**EXERCISE OBJECTIVE:** Reproduce, character for character, the item lines from the line with "What elements are" to the line with "372, 443, 376]", including both of those lines.

::: DATA ENTRIES

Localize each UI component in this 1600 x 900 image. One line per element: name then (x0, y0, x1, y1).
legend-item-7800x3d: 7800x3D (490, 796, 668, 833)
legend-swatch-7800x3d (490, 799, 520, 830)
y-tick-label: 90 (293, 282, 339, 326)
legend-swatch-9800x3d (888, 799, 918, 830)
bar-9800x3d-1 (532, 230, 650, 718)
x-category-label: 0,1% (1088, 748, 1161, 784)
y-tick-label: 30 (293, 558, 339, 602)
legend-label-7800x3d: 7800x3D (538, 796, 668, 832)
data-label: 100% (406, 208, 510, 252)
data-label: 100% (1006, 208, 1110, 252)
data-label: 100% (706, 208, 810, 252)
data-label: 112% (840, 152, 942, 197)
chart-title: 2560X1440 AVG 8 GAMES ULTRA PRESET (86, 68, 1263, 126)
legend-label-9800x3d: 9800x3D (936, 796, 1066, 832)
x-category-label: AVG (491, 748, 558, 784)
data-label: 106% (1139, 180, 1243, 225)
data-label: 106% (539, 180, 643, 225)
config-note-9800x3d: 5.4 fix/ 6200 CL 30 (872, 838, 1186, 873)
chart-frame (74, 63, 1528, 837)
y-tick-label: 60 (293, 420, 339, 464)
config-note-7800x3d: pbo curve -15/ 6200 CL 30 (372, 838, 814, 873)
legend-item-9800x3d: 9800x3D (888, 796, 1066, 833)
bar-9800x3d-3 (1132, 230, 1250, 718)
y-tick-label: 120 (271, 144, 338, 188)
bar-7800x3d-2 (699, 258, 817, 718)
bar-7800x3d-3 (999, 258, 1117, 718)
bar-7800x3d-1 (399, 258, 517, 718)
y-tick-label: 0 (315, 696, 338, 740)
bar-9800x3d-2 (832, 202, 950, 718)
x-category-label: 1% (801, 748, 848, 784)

::::::
::: DATA ENTRIES

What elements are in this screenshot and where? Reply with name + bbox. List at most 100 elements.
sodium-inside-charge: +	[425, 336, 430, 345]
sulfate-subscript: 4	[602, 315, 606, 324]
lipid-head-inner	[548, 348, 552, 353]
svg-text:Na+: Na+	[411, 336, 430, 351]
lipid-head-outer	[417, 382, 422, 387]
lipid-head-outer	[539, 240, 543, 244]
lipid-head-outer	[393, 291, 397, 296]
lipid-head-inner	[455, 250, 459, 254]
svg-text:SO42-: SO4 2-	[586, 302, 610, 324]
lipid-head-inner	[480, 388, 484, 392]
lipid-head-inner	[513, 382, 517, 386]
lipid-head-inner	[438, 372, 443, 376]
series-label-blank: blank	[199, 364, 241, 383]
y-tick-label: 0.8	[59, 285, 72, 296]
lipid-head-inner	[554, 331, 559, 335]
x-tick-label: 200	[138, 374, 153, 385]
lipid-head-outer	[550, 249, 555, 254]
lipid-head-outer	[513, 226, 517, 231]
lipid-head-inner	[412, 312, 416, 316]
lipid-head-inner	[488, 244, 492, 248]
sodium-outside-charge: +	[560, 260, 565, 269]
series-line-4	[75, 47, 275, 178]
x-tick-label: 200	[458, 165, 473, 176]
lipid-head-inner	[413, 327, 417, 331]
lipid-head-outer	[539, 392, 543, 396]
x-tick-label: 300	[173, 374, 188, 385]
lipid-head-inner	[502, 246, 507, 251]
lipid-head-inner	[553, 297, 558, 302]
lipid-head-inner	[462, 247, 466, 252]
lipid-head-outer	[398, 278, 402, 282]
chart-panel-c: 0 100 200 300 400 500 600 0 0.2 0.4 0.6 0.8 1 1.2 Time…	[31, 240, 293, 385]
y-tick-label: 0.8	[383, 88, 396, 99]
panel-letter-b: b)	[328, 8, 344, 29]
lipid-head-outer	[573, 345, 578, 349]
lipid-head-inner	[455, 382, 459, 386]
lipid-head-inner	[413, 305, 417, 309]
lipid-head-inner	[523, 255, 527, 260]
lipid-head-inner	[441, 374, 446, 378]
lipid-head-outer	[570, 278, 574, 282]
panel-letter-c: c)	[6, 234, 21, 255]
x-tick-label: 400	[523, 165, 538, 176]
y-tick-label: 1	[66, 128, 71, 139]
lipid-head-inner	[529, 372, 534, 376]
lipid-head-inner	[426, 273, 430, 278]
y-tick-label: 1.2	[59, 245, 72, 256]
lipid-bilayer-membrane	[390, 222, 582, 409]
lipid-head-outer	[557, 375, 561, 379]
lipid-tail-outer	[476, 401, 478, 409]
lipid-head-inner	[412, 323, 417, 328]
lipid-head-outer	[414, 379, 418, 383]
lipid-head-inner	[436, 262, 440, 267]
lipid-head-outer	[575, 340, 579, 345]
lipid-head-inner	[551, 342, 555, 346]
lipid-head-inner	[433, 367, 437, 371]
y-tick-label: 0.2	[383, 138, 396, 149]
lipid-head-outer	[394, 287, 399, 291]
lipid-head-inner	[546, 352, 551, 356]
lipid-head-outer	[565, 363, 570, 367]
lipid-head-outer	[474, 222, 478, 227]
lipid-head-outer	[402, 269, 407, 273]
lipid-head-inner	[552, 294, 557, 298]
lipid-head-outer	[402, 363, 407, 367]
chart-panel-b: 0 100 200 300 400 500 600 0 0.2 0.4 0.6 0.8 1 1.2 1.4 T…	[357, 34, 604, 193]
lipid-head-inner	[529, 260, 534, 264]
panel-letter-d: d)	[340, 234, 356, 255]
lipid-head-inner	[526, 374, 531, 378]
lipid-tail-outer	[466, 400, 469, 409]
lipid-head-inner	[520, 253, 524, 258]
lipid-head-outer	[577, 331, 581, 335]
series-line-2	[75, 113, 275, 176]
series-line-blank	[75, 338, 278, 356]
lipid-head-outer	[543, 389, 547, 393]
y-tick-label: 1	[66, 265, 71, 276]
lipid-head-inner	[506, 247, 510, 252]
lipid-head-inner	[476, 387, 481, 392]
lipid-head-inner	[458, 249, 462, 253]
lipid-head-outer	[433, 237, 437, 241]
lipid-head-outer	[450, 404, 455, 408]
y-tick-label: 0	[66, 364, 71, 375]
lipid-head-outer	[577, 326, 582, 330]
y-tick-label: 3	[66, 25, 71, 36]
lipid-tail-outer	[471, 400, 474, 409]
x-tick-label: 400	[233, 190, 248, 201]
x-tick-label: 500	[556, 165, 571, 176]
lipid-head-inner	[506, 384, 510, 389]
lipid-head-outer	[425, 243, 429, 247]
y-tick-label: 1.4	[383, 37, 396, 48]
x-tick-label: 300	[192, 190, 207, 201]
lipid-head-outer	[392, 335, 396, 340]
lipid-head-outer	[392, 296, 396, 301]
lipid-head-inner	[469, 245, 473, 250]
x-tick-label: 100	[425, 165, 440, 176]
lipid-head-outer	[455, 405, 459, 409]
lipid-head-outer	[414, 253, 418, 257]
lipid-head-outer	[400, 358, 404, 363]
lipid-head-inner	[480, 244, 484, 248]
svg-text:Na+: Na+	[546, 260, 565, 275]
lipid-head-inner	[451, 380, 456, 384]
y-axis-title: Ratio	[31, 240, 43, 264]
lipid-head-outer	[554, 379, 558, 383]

::::::
::: DATA ENTRIES

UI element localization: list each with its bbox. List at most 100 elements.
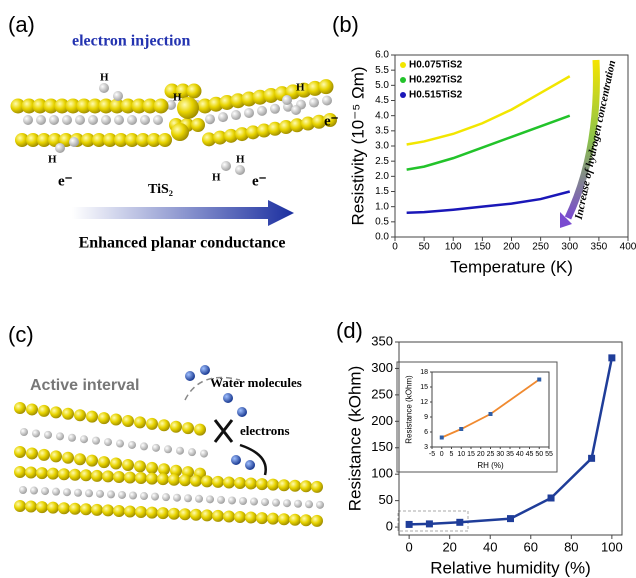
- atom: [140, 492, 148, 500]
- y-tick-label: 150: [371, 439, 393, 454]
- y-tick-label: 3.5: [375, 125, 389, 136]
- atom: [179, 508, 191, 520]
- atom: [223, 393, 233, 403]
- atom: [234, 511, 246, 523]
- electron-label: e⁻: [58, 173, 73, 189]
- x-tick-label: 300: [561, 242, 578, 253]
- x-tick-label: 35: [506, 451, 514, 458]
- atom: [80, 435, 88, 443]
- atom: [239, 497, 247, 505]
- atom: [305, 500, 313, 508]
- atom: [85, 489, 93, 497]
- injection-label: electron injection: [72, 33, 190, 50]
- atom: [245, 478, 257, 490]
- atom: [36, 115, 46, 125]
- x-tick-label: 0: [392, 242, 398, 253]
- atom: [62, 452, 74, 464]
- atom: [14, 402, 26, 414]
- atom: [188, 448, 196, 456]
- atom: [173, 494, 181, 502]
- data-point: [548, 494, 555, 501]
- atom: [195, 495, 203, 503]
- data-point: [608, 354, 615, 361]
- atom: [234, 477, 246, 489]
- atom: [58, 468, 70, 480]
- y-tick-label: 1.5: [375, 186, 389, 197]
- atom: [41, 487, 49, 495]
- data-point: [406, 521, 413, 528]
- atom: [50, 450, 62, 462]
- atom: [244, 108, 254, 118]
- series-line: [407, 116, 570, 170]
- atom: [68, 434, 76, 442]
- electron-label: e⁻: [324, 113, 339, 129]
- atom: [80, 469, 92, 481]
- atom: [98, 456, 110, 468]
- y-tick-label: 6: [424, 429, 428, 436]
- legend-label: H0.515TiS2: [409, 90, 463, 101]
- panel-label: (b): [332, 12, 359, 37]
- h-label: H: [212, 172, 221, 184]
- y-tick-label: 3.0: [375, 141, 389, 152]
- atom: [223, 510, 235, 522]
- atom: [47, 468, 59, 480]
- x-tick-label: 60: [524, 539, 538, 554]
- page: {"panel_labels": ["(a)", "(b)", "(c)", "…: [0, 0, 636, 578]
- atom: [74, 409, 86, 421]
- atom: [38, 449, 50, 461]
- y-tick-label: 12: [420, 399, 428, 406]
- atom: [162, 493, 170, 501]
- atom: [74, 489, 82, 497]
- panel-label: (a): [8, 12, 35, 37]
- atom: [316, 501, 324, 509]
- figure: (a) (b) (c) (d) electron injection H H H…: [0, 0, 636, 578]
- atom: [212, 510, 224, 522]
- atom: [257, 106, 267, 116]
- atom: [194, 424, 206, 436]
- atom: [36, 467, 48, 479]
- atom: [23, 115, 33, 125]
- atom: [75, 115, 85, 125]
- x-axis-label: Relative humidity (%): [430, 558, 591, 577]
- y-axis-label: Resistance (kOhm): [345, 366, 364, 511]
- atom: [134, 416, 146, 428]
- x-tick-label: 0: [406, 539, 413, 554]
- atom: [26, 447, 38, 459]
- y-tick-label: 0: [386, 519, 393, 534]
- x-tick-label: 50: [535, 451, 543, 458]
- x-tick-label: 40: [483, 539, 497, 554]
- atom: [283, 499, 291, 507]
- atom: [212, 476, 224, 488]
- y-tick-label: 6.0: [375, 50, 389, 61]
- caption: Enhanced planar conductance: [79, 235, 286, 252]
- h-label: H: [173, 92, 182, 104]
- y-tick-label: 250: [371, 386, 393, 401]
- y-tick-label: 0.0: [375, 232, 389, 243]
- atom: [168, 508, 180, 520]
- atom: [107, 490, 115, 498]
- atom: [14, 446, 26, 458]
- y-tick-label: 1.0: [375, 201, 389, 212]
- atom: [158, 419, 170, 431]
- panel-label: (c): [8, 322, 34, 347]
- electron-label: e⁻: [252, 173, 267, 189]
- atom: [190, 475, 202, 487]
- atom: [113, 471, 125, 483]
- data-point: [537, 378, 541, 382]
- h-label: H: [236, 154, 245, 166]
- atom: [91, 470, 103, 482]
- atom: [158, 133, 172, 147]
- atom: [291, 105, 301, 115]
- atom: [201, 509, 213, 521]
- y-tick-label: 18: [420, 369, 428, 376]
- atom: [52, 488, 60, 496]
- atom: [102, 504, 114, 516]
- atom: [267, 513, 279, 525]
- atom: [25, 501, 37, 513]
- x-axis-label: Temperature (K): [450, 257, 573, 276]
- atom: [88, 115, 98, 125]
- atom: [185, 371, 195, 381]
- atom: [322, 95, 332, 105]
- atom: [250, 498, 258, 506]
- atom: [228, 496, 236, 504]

::::::

**EXERCISE RESPONSE:**
What elements are in this screenshot and where? Reply with name + bbox. List at most 100 elements.
sodium-inside-charge: +	[425, 336, 430, 345]
sulfate-subscript: 4	[602, 315, 606, 324]
lipid-head-inner	[548, 348, 552, 353]
svg-text:Na+: Na+	[411, 336, 430, 351]
lipid-head-outer	[417, 382, 422, 387]
lipid-head-outer	[539, 240, 543, 244]
lipid-head-outer	[393, 291, 397, 296]
lipid-head-inner	[455, 250, 459, 254]
svg-text:SO42-: SO4 2-	[586, 302, 610, 324]
lipid-head-inner	[480, 388, 484, 392]
lipid-head-inner	[513, 382, 517, 386]
lipid-head-inner	[438, 372, 443, 376]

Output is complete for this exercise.